WHAT TO DO:
Below is a set of records. Repeat all of them exactly.

Data records
■ ■ ■ ■

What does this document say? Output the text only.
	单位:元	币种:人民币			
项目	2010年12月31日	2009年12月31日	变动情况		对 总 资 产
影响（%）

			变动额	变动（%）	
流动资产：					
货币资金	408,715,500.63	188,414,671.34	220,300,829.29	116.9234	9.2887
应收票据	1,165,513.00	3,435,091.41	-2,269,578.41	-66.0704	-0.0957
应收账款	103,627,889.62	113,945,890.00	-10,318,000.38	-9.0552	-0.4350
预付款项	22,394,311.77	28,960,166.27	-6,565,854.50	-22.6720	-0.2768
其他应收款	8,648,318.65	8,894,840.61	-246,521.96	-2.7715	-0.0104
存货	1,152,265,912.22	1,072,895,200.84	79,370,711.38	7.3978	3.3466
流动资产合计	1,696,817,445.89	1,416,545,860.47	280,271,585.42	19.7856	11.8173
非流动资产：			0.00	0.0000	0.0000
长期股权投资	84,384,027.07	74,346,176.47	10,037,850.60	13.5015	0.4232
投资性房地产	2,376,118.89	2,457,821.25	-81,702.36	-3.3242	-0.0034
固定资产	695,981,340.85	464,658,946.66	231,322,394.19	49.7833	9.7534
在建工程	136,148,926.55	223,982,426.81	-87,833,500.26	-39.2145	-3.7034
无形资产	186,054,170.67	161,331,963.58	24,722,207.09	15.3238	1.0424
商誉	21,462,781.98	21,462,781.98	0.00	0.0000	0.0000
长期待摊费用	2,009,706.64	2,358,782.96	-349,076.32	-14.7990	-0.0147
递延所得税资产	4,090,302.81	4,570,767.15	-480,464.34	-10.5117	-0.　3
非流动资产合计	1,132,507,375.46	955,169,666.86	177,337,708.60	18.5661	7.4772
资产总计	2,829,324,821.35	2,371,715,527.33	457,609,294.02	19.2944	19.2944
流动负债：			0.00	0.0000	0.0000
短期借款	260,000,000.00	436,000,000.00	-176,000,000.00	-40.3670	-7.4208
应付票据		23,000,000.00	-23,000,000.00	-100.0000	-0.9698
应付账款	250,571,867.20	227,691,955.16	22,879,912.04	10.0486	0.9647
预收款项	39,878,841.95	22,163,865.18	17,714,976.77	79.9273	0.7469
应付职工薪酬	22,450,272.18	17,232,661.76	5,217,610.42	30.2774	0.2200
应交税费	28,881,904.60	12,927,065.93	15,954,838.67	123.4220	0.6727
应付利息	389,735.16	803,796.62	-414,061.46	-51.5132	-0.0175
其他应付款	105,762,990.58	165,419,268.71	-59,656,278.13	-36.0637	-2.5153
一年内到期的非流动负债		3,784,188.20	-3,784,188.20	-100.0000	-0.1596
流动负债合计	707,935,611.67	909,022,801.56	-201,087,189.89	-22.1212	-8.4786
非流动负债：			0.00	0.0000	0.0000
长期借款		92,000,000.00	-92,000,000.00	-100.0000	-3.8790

■ ■ ■ ■

IN RESPONSE:
What does this document say? Output the text only.
	单位:元	币种:人民币			
项目	2010年12月31日	2009年12月31日	变动情况		对 总 资 产
影响（%）

			变动额	变动（%）	
流动资产：					
货币资金	408,715,500.63	188,414,671.34	220,300,829.29	116.9234	9.2887
应收票据	1,165,513.00	3,435,091.41	-2,269,578.41	-66.0704	-0.0957
应收账款	103,627,889.62	113,945,890.00	-10,318,000.38	-9.0552	-0.4350
预付款项	22,394,311.77	28,960,166.27	-6,565,854.50	-22.6720	-0.2768
其他应收款	8,648,318.65	8,894,840.61	-246,521.96	-2.7715	-0.0104
存货	1,152,265,912.22	1,072,895,200.84	79,370,711.38	7.3978	3.3466
流动资产合计	1,696,817,445.89	1,416,545,860.47	280,271,585.42	19.7856	11.8173
非流动资产：			0.00	0.0000	0.0000
长期股权投资	84,384,027.07	74,346,176.47	10,037,850.60	13.5015	0.4232
投资性房地产	2,376,118.89	2,457,821.25	-81,702.36	-3.3242	-0.0034
固定资产	695,981,340.85	464,658,946.66	231,322,394.19	49.7833	9.7534
在建工程	136,148,926.55	223,982,426.81	-87,833,500.26	-39.2145	-3.7034
无形资产	186,054,170.67	161,331,963.58	24,722,207.09	15.3238	1.0424
商誉	21,462,781.98	21,462,781.98	0.00	0.0000	0.0000
长期待摊费用	2,009,706.64	2,358,782.96	-349,076.32	-14.7990	-0.0147
递延所得税资产	4,090,302.81	4,570,767.15	-480,464.34	-10.5117	-0.　3
非流动资产合计	1,132,507,375.46	955,169,666.86	177,337,708.60	18.5661	7.4772
资产总计	2,829,324,821.35	2,371,715,527.33	457,609,294.02	19.2944	19.2944
流动负债：			0.00	0.0000	0.0000
短期借款	260,000,000.00	436,000,000.00	-176,000,000.00	-40.3670	-7.4208
应付票据		23,000,000.00	-23,000,000.00	-100.0000	-0.9698
应付账款	250,571,867.20	227,691,955.16	22,879,912.04	10.0486	0.9647
预收款项	39,878,841.95	22,163,865.18	17,714,976.77	79.9273	0.7469
应付职工薪酬	22,450,272.18	17,232,661.76	5,217,610.42	30.2774	0.2200
应交税费	28,881,904.60	12,927,065.93	15,954,838.67	123.4220	0.6727
应付利息	389,735.16	803,796.62	-414,061.46	-51.5132	-0.0175
其他应付款	105,762,990.58	165,419,268.71	-59,656,278.13	-36.0637	-2.5153
一年内到期的非流动负债		3,784,188.20	-3,784,188.20	-100.0000	-0.1596
流动负债合计	707,935,611.67	909,022,801.56	-201,087,189.89	-22.1212	-8.4786
非流动负债：			0.00	0.0000	0.0000
长期借款		92,000,000.00	-92,000,000.00	-100.0000	-3.8790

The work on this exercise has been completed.